GIVEN PROBLEM -
Identify all lines in the data containing the string "title". Copy them out.

::: INPUT MATERIAL :::

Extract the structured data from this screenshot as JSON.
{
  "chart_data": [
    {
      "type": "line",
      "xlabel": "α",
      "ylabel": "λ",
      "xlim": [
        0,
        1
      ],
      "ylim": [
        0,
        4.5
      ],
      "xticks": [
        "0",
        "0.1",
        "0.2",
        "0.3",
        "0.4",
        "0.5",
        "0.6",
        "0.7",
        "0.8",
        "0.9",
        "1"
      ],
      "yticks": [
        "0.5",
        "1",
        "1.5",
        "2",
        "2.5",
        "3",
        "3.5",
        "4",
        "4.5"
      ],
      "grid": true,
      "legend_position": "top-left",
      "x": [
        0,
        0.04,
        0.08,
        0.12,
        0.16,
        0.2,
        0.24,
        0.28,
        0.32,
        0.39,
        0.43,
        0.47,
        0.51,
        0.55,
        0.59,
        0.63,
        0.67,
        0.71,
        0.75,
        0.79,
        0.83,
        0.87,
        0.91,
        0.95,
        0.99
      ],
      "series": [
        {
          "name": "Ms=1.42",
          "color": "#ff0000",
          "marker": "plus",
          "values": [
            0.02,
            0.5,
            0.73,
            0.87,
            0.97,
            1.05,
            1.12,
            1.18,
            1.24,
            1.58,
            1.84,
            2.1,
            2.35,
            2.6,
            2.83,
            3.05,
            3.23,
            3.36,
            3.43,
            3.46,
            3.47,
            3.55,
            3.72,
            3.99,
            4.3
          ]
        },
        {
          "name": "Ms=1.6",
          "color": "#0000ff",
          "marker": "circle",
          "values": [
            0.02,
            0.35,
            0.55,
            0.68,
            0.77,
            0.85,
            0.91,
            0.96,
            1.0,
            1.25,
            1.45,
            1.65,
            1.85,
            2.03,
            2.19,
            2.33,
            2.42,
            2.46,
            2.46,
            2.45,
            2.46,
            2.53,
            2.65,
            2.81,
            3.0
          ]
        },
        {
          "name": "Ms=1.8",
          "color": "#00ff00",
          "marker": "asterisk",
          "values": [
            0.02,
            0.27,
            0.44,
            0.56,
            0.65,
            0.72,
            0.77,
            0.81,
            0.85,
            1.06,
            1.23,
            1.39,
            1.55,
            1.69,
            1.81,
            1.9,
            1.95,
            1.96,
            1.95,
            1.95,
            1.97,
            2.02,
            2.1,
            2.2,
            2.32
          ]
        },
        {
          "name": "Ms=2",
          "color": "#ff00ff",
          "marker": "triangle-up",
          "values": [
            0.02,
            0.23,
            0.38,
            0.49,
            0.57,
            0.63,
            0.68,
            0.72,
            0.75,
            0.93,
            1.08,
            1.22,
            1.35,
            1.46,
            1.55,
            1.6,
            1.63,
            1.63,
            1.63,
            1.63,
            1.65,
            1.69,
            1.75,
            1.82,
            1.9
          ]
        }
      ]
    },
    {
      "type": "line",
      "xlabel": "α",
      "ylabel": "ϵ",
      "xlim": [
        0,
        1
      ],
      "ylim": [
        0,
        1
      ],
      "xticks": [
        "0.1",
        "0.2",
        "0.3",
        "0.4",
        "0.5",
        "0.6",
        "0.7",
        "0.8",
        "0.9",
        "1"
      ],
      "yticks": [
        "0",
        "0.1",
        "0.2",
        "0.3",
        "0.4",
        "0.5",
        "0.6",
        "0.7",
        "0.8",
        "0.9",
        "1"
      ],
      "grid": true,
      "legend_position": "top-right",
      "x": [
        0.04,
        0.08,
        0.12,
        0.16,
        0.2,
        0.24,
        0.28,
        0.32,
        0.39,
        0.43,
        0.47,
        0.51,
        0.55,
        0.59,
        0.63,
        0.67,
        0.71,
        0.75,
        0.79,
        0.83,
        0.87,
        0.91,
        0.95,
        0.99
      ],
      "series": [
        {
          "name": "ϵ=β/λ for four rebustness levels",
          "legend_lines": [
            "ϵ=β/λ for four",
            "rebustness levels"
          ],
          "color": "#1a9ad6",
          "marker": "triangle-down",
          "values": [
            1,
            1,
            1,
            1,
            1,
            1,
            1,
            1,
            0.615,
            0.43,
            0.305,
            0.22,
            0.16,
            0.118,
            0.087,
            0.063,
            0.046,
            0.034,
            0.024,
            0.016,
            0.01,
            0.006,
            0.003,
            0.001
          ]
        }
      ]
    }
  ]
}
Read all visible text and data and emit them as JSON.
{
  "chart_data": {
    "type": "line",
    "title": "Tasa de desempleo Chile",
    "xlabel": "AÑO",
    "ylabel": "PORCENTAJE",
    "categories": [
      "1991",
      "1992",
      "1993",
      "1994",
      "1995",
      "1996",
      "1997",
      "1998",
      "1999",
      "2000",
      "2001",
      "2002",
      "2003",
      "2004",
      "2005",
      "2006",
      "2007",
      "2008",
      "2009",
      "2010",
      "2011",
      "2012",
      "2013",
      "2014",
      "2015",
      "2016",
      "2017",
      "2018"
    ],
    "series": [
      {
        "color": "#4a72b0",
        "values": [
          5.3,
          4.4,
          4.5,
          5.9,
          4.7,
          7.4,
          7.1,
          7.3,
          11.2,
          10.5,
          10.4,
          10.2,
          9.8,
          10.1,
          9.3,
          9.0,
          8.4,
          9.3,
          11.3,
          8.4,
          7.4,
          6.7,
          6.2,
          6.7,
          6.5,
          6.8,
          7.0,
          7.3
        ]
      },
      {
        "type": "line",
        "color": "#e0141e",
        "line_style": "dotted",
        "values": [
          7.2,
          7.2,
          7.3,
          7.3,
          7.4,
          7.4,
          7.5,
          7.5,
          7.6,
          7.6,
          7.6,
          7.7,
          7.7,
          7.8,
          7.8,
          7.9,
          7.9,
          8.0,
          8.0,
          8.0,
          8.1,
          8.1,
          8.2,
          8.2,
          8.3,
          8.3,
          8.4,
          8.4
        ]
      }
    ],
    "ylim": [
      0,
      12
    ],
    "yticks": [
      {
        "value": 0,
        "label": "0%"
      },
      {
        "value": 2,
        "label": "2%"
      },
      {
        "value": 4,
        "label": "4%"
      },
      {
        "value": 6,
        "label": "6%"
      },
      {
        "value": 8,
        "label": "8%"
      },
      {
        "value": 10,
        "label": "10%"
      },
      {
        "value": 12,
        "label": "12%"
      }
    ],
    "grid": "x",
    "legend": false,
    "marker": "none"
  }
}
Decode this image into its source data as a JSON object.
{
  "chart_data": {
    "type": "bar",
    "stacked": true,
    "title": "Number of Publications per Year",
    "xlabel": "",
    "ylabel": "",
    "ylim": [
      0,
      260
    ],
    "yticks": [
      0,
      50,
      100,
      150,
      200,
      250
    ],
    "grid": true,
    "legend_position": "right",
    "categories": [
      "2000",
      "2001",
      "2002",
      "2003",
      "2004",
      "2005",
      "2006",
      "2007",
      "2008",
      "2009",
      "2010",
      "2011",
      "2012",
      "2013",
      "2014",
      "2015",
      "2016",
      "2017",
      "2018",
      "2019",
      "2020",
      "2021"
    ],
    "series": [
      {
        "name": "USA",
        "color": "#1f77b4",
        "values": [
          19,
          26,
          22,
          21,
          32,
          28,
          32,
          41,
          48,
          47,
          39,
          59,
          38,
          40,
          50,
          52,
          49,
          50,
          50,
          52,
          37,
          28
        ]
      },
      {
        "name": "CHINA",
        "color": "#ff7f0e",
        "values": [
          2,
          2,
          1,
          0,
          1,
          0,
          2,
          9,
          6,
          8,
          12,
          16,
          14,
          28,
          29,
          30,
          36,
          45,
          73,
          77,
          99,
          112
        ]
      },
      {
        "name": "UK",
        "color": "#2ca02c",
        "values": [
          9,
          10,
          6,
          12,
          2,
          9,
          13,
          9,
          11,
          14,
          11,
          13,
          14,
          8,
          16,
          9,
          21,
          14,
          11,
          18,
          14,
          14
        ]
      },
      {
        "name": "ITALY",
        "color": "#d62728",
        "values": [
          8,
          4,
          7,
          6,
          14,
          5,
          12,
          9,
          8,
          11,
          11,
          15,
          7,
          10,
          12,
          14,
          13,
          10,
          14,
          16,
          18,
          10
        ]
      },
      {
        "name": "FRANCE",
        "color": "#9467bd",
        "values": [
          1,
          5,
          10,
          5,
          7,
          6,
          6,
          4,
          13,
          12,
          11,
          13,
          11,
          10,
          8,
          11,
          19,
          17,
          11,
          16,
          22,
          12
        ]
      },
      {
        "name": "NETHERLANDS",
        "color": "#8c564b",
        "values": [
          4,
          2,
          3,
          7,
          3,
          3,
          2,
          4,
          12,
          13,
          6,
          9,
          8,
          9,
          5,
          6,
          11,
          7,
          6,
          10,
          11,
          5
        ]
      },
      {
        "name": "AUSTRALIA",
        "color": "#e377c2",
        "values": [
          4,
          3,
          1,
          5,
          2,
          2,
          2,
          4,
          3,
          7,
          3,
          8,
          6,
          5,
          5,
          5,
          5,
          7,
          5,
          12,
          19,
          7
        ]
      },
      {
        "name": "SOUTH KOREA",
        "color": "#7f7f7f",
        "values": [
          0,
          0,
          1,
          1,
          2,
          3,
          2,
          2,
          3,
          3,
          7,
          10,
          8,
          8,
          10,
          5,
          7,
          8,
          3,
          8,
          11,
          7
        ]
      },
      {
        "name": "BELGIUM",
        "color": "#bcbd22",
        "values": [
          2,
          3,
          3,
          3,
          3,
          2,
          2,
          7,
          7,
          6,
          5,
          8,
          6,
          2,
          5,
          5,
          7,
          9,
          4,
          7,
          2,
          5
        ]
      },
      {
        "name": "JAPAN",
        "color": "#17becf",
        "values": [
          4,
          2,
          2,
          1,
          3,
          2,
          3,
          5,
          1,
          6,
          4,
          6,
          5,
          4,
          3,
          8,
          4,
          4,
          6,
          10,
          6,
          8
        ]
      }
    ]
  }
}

:::

EXERCISE SOLUTION -
    "title": "Tasa de desempleo Chile",
    "title": "Number of Publications per Year",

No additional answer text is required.